RECORD LIST:
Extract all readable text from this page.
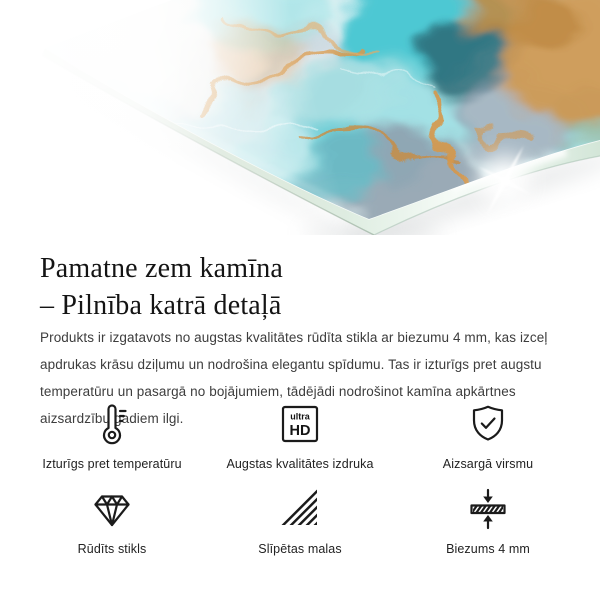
Pamatne zem kamīna
– Pilnība katrā detaļā

Produkts ir izgatavots no augstas kvalitātes rūdīta stikla ar biezumu 4 mm, kas izceļ apdrukas krāsu dziļumu un nodrošina elegantu spīdumu. Tas ir izturīgs pret augstu temperatūru un pasargā no bojājumiem, tādējādi nodrošinot kamīna apkārtnes aizsardzību gadiem ilgi.

Izturīgs pret temperatūru
ultra
HD
Augstas kvalitātes izdruka	Aizsargā virsmu
Rūdīts stikls	Slīpētas malas	Biezums 4 mm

GIVEN TASK:
Your task is to repeat the material above exactly, without its pictures.

FULL ANSWER:
Extract all readable text from this page.
Pamatne zem kamīna
– Pilnība katrā detaļā

Produkts ir izgatavots no augstas kvalitātes rūdīta stikla ar biezumu 4 mm, kas izceļ apdrukas krāsu dziļumu un nodrošina elegantu spīdumu. Tas ir izturīgs pret augstu temperatūru un pasargā no bojājumiem, tādējādi nodrošinot kamīna apkārtnes aizsardzību gadiem ilgi.

Izturīgs pret temperatūru
ultra
HD
Augstas kvalitātes izdruka	Aizsargā virsmu
Rūdīts stikls	Slīpētas malas	Biezums 4 mm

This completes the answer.